> [PROBLEM STATEMENT] Select all lines holding the word "سليمان" from the entries that follow.

> [RECORD SET]
----------------------------------------

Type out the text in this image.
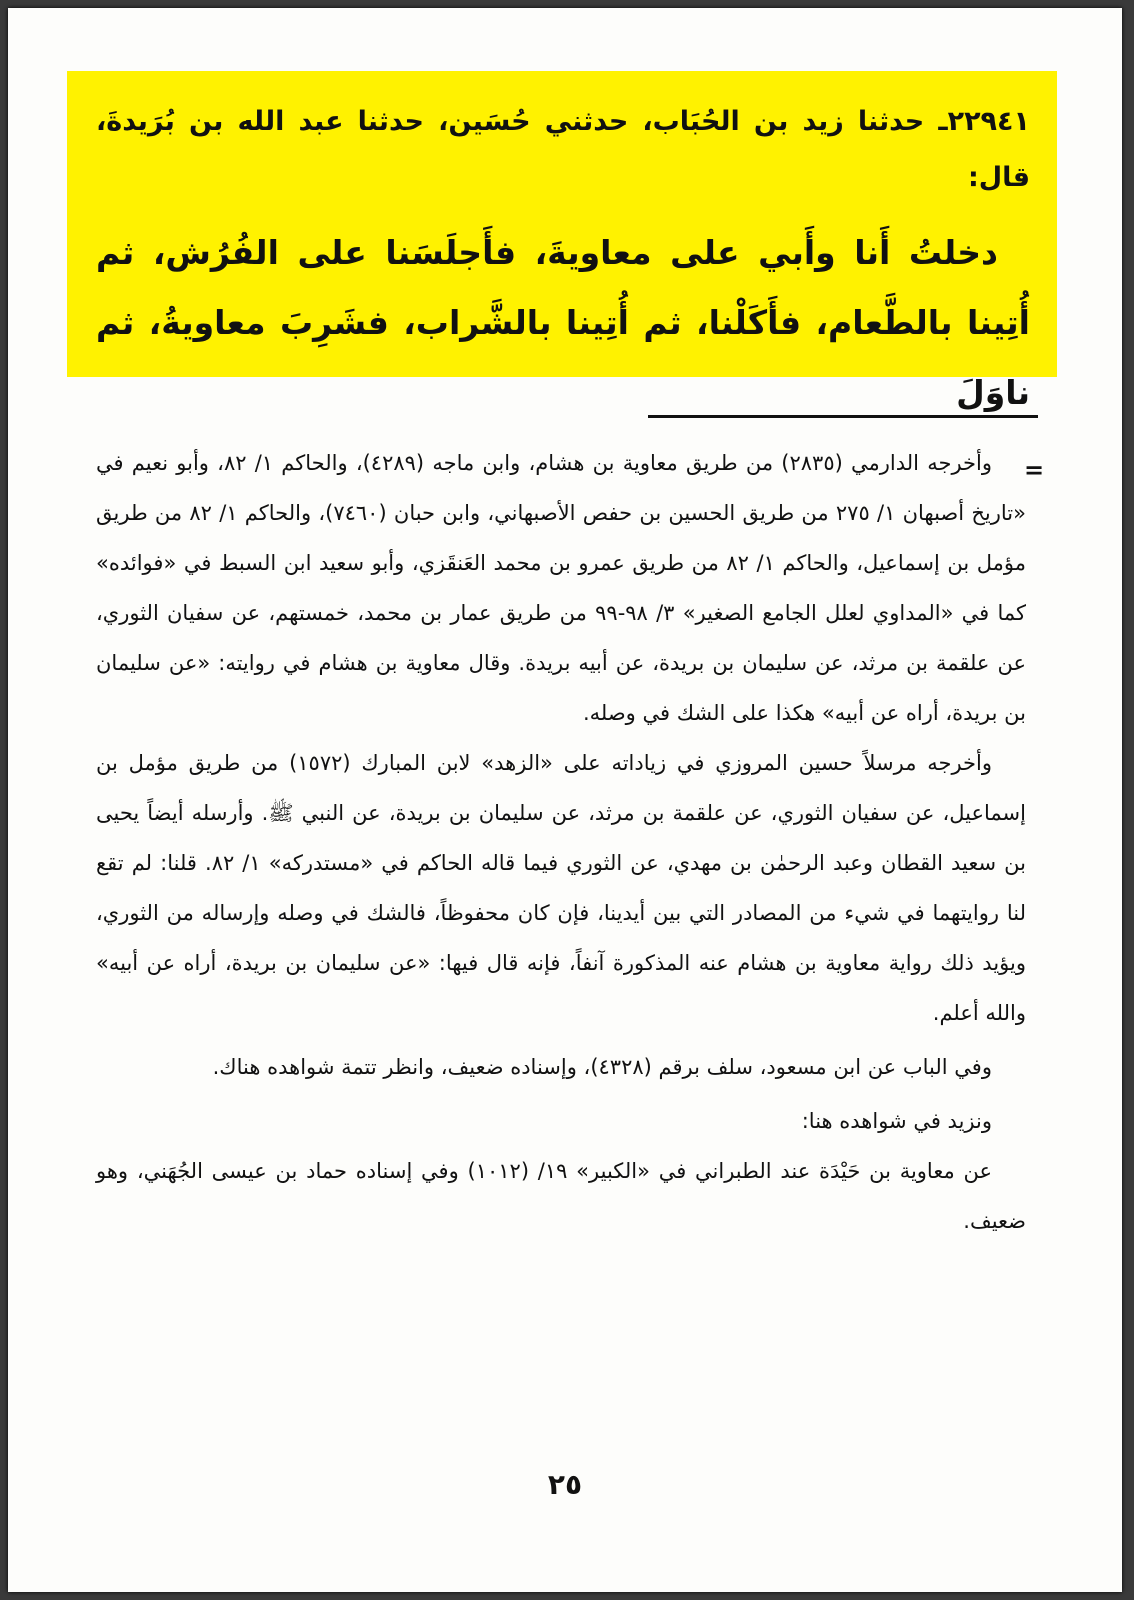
٢٢٩٤١ـ حدثنا زيد بن الحُبَاب، حدثني حُسَين، حدثنا عبد الله بن بُرَيدةَ، قال:

دخلتُ أَنا وأَبي على معاويةَ، فأَجلَسَنا على الفُرُش، ثم أُتِينا بالطَّعام، فأَكَلْنا، ثم أُتِينا بالشَّراب، فشَرِبَ معاويةُ، ثم ناوَلَ

=

وأخرجه الدارمي (٢٨٣٥) من طريق معاوية بن هشام، وابن ماجه (٤٢٨٩)، والحاكم ١/ ٨٢، وأبو نعيم في «تاريخ أصبهان ١/ ٢٧٥ من طريق الحسين بن حفص الأصبهاني، وابن حبان (٧٤٦٠)، والحاكم ١/ ٨٢ من طريق مؤمل بن إسماعيل، والحاكم ١/ ٨٢ من طريق عمرو بن محمد العَنقَزي، وأبو سعيد ابن السبط في «فوائده» كما في «المداوي لعلل الجامع الصغير» ٣/ ٩٨-٩٩ من طريق عمار بن محمد، خمستهم، عن سفيان الثوري، عن علقمة بن مرثد، عن سليمان بن بريدة، عن أبيه بريدة. وقال معاوية بن هشام في روايته: «عن سليمان بن بريدة، أراه عن أبيه» هكذا على الشك في وصله.

وأخرجه مرسلاً حسين المروزي في زياداته على «الزهد» لابن المبارك (١٥٧٢) من طريق مؤمل بن إسماعيل، عن سفيان الثوري، عن علقمة بن مرثد، عن سليمان بن بريدة، عن النبي ﷺ. وأرسله أيضاً يحيى بن سعيد القطان وعبد الرحمٰن بن مهدي، عن الثوري فيما قاله الحاكم في «مستدركه» ١/ ٨٢. قلنا: لم تقع لنا روايتهما في شيء من المصادر التي بين أيدينا، فإن كان محفوظاً، فالشك في وصله وإرساله من الثوري، ويؤيد ذلك رواية معاوية بن هشام عنه المذكورة آنفاً، فإنه قال فيها: «عن سليمان بن بريدة، أراه عن أبيه» والله أعلم.

وفي الباب عن ابن مسعود، سلف برقم (٤٣٢٨)، وإسناده ضعيف، وانظر تتمة شواهده هناك.

ونزيد في شواهده هنا:

عن معاوية بن حَيْدَة عند الطبراني في «الكبير» ١٩/ (١٠١٢) وفي إسناده حماد بن عيسى الجُهَني، وهو ضعيف.

٢٥
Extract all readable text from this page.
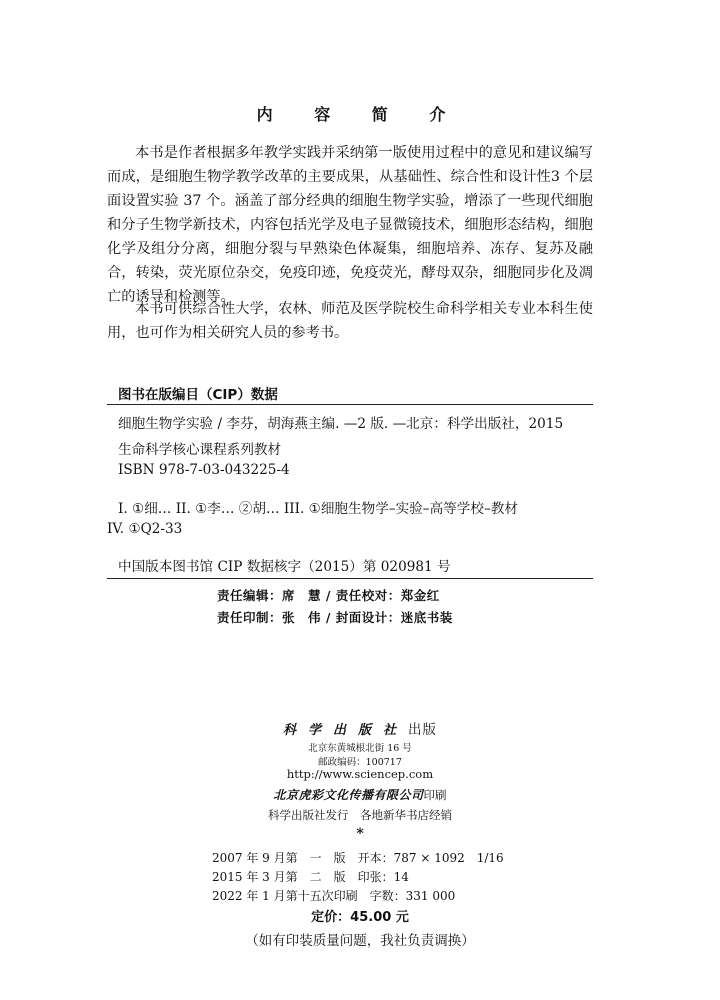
内 容 简 介
本书是作者根据多年教学实践并采纳第一版使用过程中的意见和建议编写而成，是细胞生物学教学改革的主要成果，从基础性、综合性和设计性3 个层面设置实验 37 个。涵盖了部分经典的细胞生物学实验，增添了一些现代细胞和分子生物学新技术，内容包括光学及电子显微镜技术，细胞形态结构，细胞化学及组分分离，细胞分裂与早熟染色体凝集，细胞培养、冻存、复苏及融合，转染，荧光原位杂交，免疫印迹，免疫荧光，酵母双杂，细胞同步化及凋亡的诱导和检测等。
本书可供综合性大学，农林、师范及医学院校生命科学相关专业本科生使用，也可作为相关研究人员的参考书。
图书在版编目（CIP）数据
细胞生物学实验 / 李芬，胡海燕主编. —2 版. —北京：科学出版社，2015
生命科学核心课程系列教材
ISBN 978-7-03-043225-4
I. ①细… II. ①李… ②胡… III. ①细胞生物学–实验–高等学校–教材
IV. ①Q2-33
中国版本图书馆 CIP 数据核字（2015）第 020981 号
责任编辑：席　慧 / 责任校对：郑金红
责任印制：张　伟 / 封面设计：迷底书装
科学出版社出版
北京东黄城根北街 16 号
邮政编码：100717
http://www.sciencep.com
北京虎彩文化传播有限公司印刷
科学出版社发行　各地新华书店经销
*
2007 年 9 月第　一　版　开本：787 × 1092　1/16
2015 年 3 月第　二　版　印张：14
2022 年 1 月第十五次印刷　字数：331 000
定价：45.00 元
（如有印装质量问题，我社负责调换）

----------------------------------------

> [EXERCISE OUTPUT]
وأخرجه الدارمي (٢٨٣٥) من طريق معاوية بن هشام، وابن ماجه (٤٢٨٩)، والحاكم ١/ ٨٢، وأبو نعيم في «تاريخ أصبهان ١/ ٢٧٥ من طريق الحسين بن حفص الأصبهاني، وابن حبان (٧٤٦٠)، والحاكم ١/ ٨٢ من طريق مؤمل بن إسماعيل، والحاكم ١/ ٨٢ من طريق عمرو بن محمد العَنقَزي، وأبو سعيد ابن السبط في «فوائده» كما في «المداوي لعلل الجامع الصغير» ٣/ ٩٨-٩٩ من طريق عمار بن محمد، خمستهم، عن سفيان الثوري، عن علقمة بن مرثد، عن سليمان بن بريدة، عن أبيه بريدة. وقال معاوية بن هشام في روايته: «عن سليمان بن بريدة، أراه عن أبيه» هكذا على الشك في وصله.
وأخرجه مرسلاً حسين المروزي في زياداته على «الزهد» لابن المبارك (١٥٧٢) من طريق مؤمل بن إسماعيل، عن سفيان الثوري، عن علقمة بن مرثد، عن سليمان بن بريدة، عن النبي ﷺ. وأرسله أيضاً يحيى بن سعيد القطان وعبد الرحمٰن بن مهدي، عن الثوري فيما قاله الحاكم في «مستدركه» ١/ ٨٢. قلنا: لم تقع لنا روايتهما في شيء من المصادر التي بين أيدينا، فإن كان محفوظاً، فالشك في وصله وإرساله من الثوري، ويؤيد ذلك رواية معاوية بن هشام عنه المذكورة آنفاً، فإنه قال فيها: «عن سليمان بن بريدة، أراه عن أبيه» والله أعلم.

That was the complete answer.